Exercise task - Search the records that follow and extract every line containing the string "عنقه".

Collection entries -

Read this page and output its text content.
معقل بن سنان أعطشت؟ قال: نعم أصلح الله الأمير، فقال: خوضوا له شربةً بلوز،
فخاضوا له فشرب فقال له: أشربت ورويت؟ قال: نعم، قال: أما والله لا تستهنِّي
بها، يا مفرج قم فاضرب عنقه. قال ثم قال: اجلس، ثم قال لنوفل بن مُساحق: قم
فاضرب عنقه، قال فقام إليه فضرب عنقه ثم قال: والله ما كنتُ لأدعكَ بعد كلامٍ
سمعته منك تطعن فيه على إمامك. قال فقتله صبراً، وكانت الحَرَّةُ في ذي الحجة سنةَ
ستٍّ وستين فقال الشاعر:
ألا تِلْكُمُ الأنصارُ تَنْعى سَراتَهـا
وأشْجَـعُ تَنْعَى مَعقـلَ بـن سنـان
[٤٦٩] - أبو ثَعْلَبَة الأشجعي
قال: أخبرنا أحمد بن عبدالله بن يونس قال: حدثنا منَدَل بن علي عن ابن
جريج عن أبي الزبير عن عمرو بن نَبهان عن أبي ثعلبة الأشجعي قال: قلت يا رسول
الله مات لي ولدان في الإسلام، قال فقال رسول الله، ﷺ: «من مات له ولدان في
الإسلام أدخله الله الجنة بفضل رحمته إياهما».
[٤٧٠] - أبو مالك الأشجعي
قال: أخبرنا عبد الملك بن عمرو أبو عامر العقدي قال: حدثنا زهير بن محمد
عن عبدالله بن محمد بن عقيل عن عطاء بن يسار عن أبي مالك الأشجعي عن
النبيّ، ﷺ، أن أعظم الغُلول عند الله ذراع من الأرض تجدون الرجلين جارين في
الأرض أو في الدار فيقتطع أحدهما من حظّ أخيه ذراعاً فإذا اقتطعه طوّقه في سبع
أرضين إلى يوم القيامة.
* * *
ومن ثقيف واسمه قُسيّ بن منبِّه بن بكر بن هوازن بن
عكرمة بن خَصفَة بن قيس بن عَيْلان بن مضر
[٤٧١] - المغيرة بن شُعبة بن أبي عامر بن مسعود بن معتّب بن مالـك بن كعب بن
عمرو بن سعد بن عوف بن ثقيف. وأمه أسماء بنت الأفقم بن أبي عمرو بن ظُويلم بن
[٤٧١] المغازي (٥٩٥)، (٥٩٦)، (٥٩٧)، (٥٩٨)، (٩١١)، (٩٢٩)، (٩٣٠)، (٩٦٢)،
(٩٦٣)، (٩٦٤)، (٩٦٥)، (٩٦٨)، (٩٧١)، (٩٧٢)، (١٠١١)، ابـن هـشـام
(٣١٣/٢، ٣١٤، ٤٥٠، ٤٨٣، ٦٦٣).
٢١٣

The answer -
بها، يا مفرج قم فاضرب عنقه. قال ثم قال: اجلس، ثم قال لنوفل بن مُساحق: قم
فاضرب عنقه، قال فقام إليه فضرب عنقه ثم قال: والله ما كنتُ لأدعكَ بعد كلامٍ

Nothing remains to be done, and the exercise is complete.